Dataset items =

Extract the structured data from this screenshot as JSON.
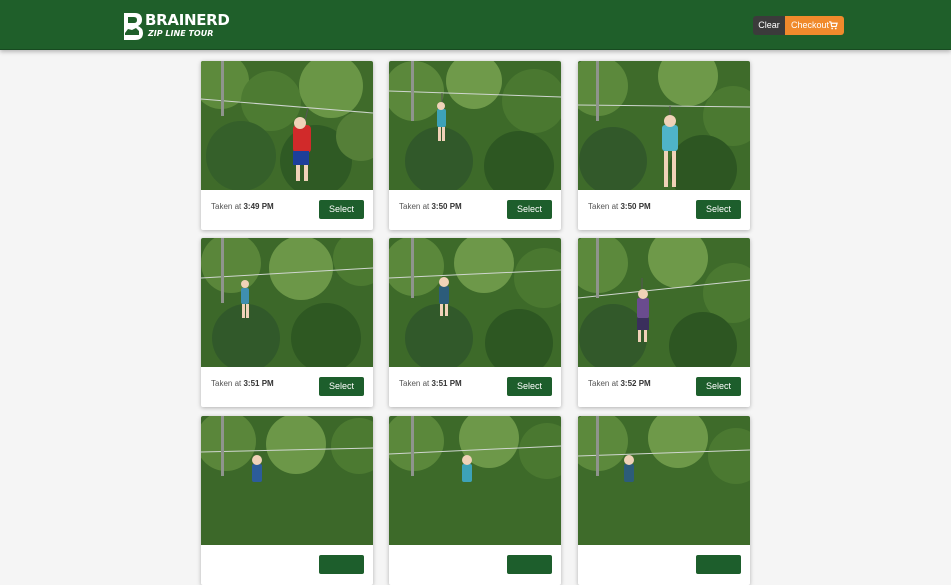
{
  "brand": {
    "name": "BRAINERD",
    "tagline": "ZIP LINE TOUR",
    "color": "#1f5f2a"
  },
  "header": {
    "clear_label": "Clear",
    "checkout_label": "Checkout",
    "cart_icon": "cart-icon",
    "checkout_color": "#f08a2c"
  },
  "photos": [
    {
      "prefix": "Taken at",
      "time": "3:49 PM",
      "select_label": "Select"
    },
    {
      "prefix": "Taken at",
      "time": "3:50 PM",
      "select_label": "Select"
    },
    {
      "prefix": "Taken at",
      "time": "3:50 PM",
      "select_label": "Select"
    },
    {
      "prefix": "Taken at",
      "time": "3:51 PM",
      "select_label": "Select"
    },
    {
      "prefix": "Taken at",
      "time": "3:51 PM",
      "select_label": "Select"
    },
    {
      "prefix": "Taken at",
      "time": "3:52 PM",
      "select_label": "Select"
    },
    {
      "prefix": "",
      "time": "",
      "select_label": ""
    },
    {
      "prefix": "",
      "time": "",
      "select_label": ""
    },
    {
      "prefix": "",
      "time": "",
      "select_label": ""
    }
  ]
}
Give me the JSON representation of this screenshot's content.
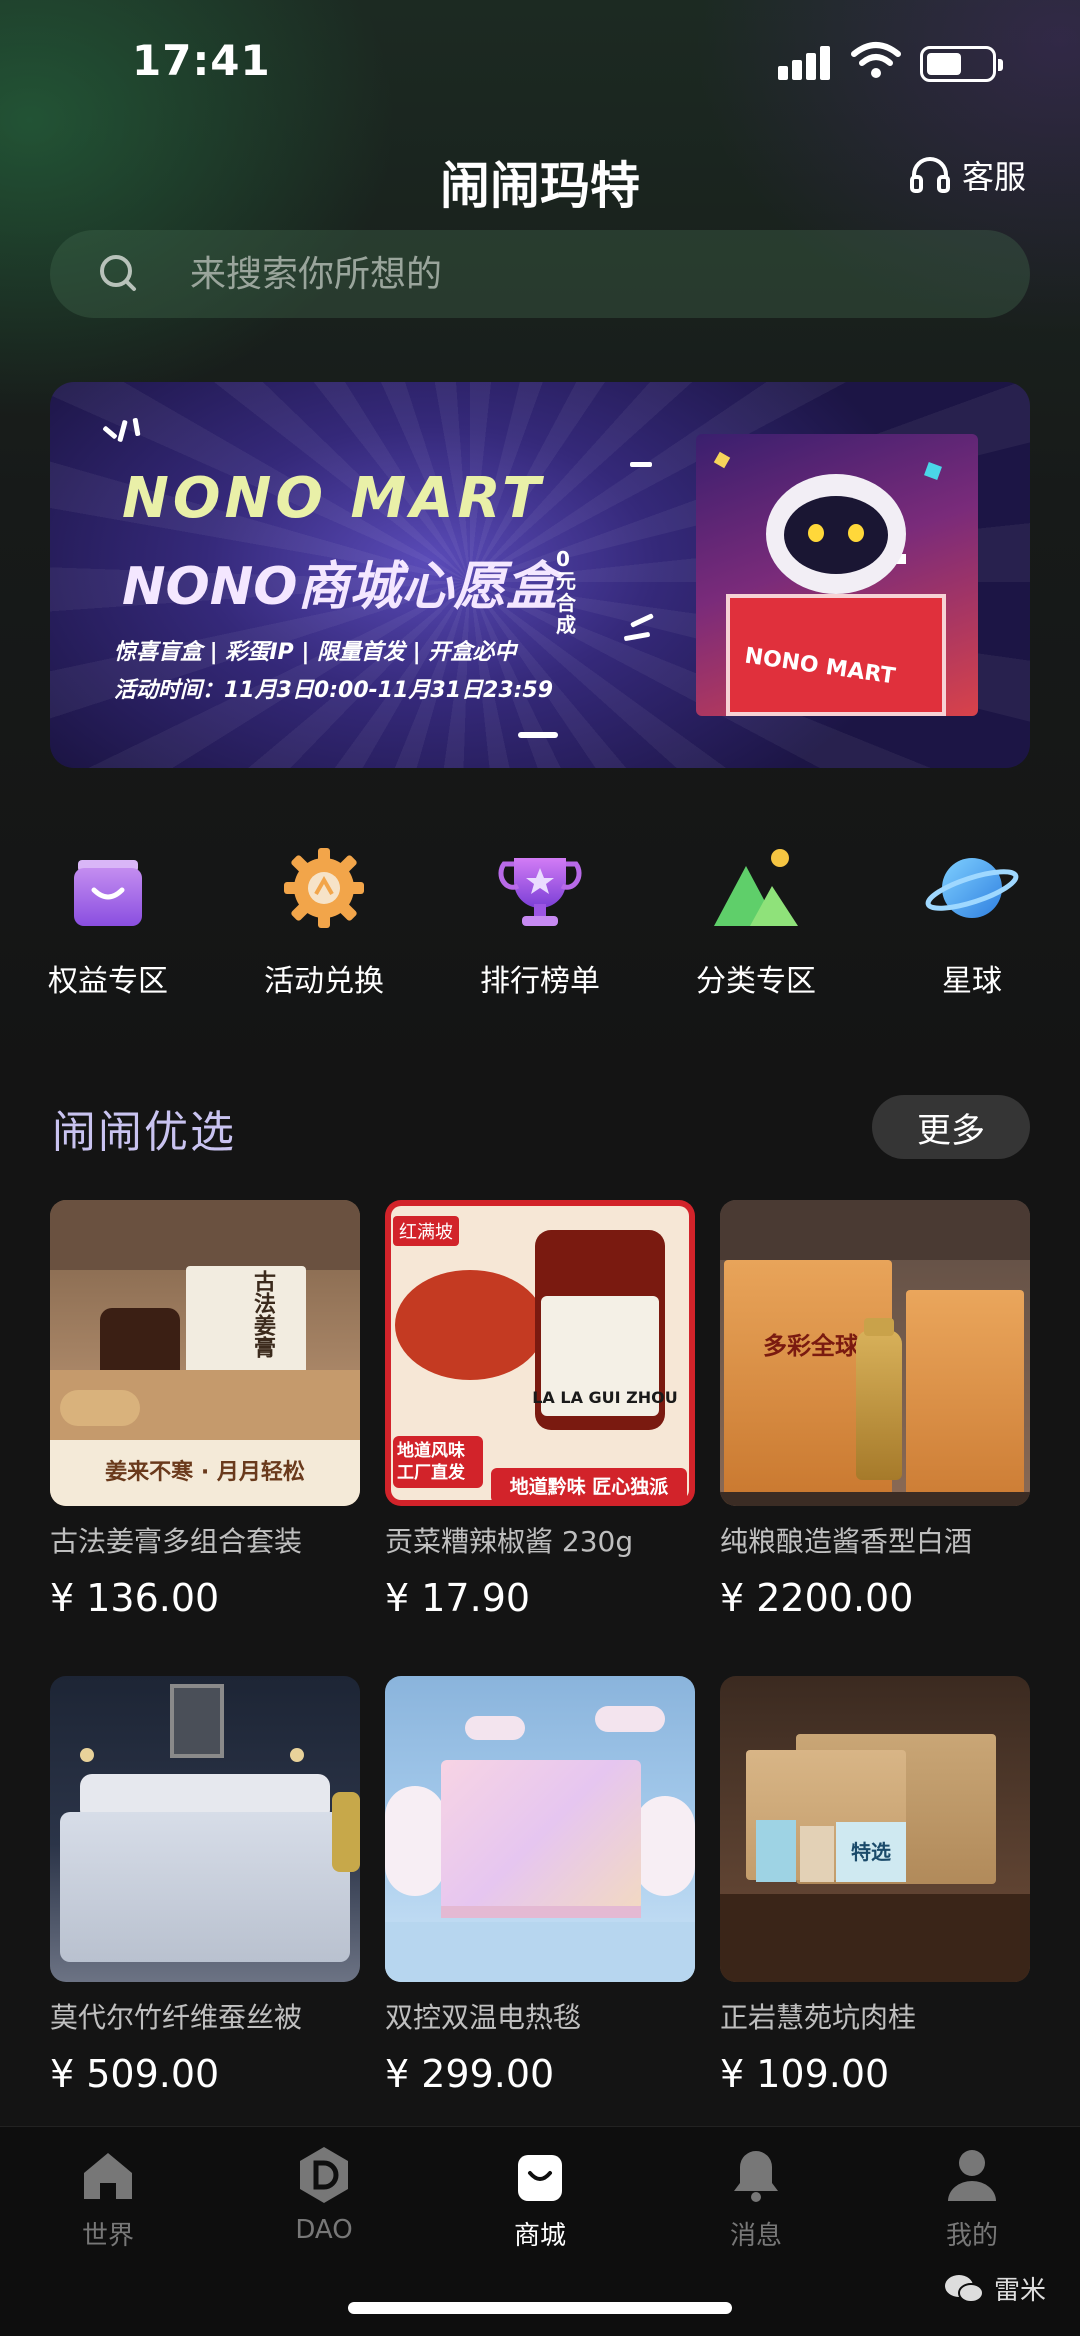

Task goal = Copy the records above exactly. The pictures are not part of the copy.

Exercise output =
Extract the structured data from this screenshot as JSON.
{
  "brand": {
    "name": "BRAINERD",
    "tagline": "ZIP LINE TOUR",
    "color": "#1f5f2a"
  },
  "header": {
    "clear_label": "Clear",
    "checkout_label": "Checkout",
    "cart_icon": "cart-icon",
    "checkout_color": "#f08a2c"
  },
  "photos": [
    {
      "prefix": "Taken at",
      "time": "3:49 PM",
      "select_label": "Select"
    },
    {
      "prefix": "Taken at",
      "time": "3:50 PM",
      "select_label": "Select"
    },
    {
      "prefix": "Taken at",
      "time": "3:50 PM",
      "select_label": "Select"
    },
    {
      "prefix": "Taken at",
      "time": "3:51 PM",
      "select_label": "Select"
    },
    {
      "prefix": "Taken at",
      "time": "3:51 PM",
      "select_label": "Select"
    },
    {
      "prefix": "Taken at",
      "time": "3:52 PM",
      "select_label": "Select"
    },
    {
      "prefix": "",
      "time": "",
      "select_label": ""
    },
    {
      "prefix": "",
      "time": "",
      "select_label": ""
    },
    {
      "prefix": "",
      "time": "",
      "select_label": ""
    }
  ]
}
Give me the JSON representation of this screenshot's content.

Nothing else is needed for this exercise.